Set down each line of the data below exactly as it stands, dropping the pictures.

▶ Part of a data file
• • • • •
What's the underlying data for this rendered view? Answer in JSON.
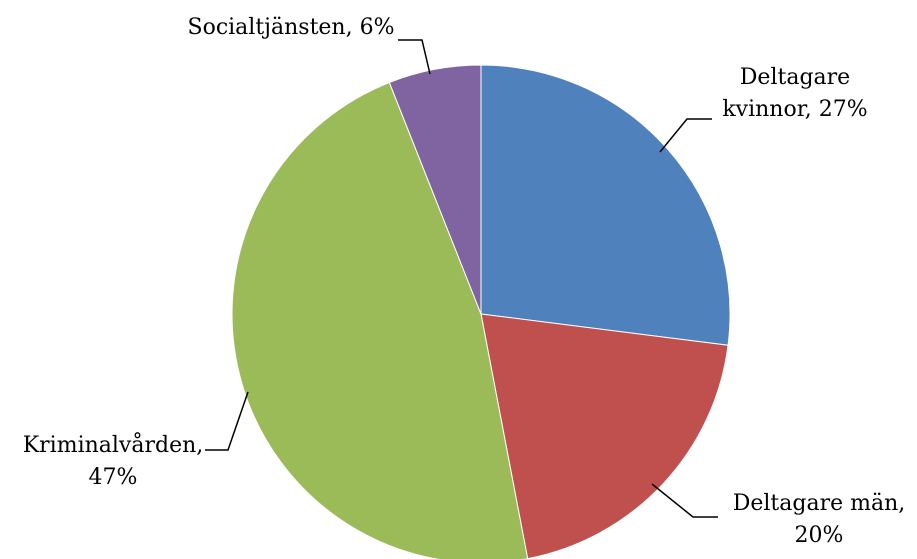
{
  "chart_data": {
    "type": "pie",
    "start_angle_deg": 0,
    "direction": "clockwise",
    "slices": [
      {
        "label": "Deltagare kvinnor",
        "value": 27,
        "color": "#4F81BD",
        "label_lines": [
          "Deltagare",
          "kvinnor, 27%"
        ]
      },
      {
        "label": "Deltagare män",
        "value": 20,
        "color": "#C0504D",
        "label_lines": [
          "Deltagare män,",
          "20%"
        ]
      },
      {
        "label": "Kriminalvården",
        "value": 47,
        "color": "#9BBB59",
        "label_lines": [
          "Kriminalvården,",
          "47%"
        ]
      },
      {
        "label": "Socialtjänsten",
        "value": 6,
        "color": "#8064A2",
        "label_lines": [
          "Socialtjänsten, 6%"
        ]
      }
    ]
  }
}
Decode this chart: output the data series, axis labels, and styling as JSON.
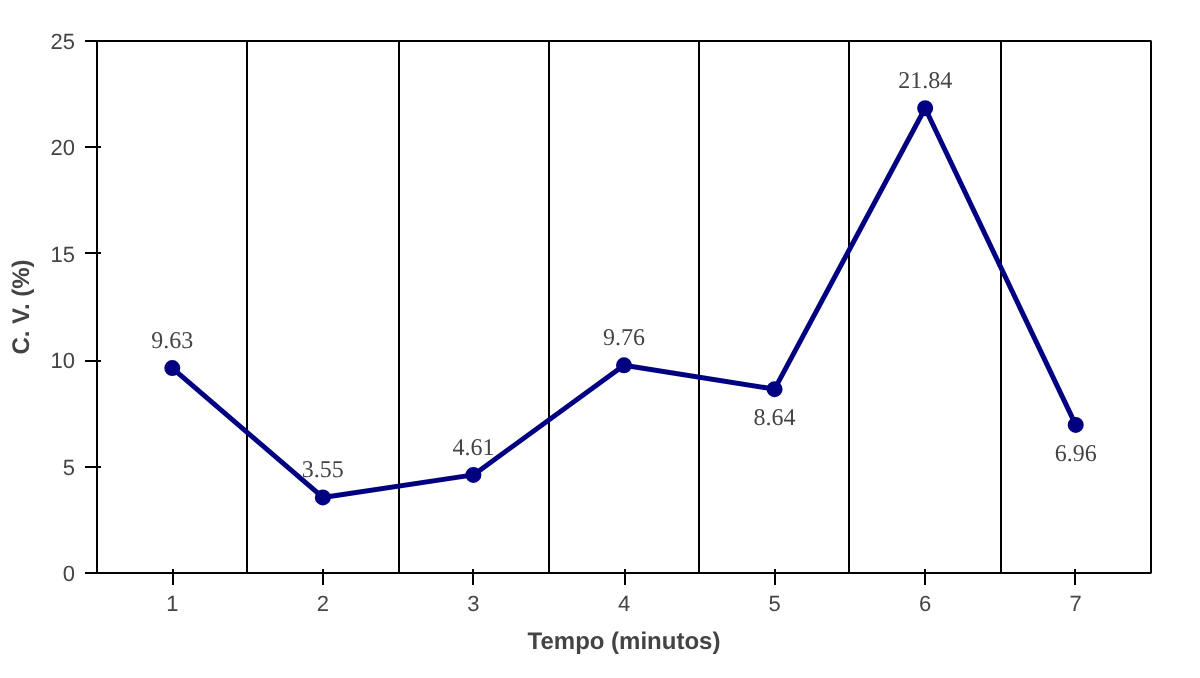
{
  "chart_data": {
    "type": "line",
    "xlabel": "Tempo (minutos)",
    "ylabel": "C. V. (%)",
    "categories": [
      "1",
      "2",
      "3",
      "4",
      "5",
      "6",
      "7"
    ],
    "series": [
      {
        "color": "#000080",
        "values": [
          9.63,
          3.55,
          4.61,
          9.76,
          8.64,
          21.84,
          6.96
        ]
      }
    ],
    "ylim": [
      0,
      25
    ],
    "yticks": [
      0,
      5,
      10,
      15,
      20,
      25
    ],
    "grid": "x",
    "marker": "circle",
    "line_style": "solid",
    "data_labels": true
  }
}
• • • • •
▶ Solution to the exercise
What's the underlying data for this rendered view? Answer in JSON.
{
  "chart_data": {
    "type": "pie",
    "start_angle_deg": 0,
    "direction": "clockwise",
    "slices": [
      {
        "label": "Deltagare kvinnor",
        "value": 27,
        "color": "#4F81BD",
        "label_lines": [
          "Deltagare",
          "kvinnor, 27%"
        ]
      },
      {
        "label": "Deltagare män",
        "value": 20,
        "color": "#C0504D",
        "label_lines": [
          "Deltagare män,",
          "20%"
        ]
      },
      {
        "label": "Kriminalvården",
        "value": 47,
        "color": "#9BBB59",
        "label_lines": [
          "Kriminalvården,",
          "47%"
        ]
      },
      {
        "label": "Socialtjänsten",
        "value": 6,
        "color": "#8064A2",
        "label_lines": [
          "Socialtjänsten, 6%"
        ]
      }
    ]
  }
}
Decode this chart: output the data series, axis labels, and styling as JSON.
{
  "chart_data": {
    "type": "line",
    "xlabel": "Tempo (minutos)",
    "ylabel": "C. V. (%)",
    "categories": [
      "1",
      "2",
      "3",
      "4",
      "5",
      "6",
      "7"
    ],
    "series": [
      {
        "color": "#000080",
        "values": [
          9.63,
          3.55,
          4.61,
          9.76,
          8.64,
          21.84,
          6.96
        ]
      }
    ],
    "ylim": [
      0,
      25
    ],
    "yticks": [
      0,
      5,
      10,
      15,
      20,
      25
    ],
    "grid": "x",
    "marker": "circle",
    "line_style": "solid",
    "data_labels": true
  }
}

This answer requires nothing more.